▶ [GOAL OF THE EXERCISE]: Return the records in full, exactly as given.

▶ [DATA SUPPLIED]:

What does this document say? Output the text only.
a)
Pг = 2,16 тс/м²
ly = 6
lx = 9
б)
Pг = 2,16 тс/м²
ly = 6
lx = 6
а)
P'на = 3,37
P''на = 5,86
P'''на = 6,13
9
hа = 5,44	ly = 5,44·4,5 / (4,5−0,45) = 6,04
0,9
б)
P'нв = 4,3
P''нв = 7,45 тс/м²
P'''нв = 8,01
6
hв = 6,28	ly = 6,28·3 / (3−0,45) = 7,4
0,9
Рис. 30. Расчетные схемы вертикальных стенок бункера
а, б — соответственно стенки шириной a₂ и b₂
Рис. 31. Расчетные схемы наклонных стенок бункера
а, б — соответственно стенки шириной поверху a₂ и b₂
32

▶ [TASK RESPONSE]:
What does this document say? Output the text only.
a)
Pг = 2,16 тс/м²
ly = 6
lx = 9
б)
Pг = 2,16 тс/м²
ly = 6
lx = 6
а)
P'на = 3,37
P''на = 5,86
P'''на = 6,13
9
hа = 5,44	ly = 5,44·4,5 / (4,5−0,45) = 6,04
0,9
б)
P'нв = 4,3
P''нв = 7,45 тс/м²
P'''нв = 8,01
6
hв = 6,28	ly = 6,28·3 / (3−0,45) = 7,4
0,9
Рис. 30. Расчетные схемы вертикальных стенок бункера
а, б — соответственно стенки шириной a₂ и b₂
Рис. 31. Расчетные схемы наклонных стенок бункера
а, б — соответственно стенки шириной поверху a₂ и b₂
32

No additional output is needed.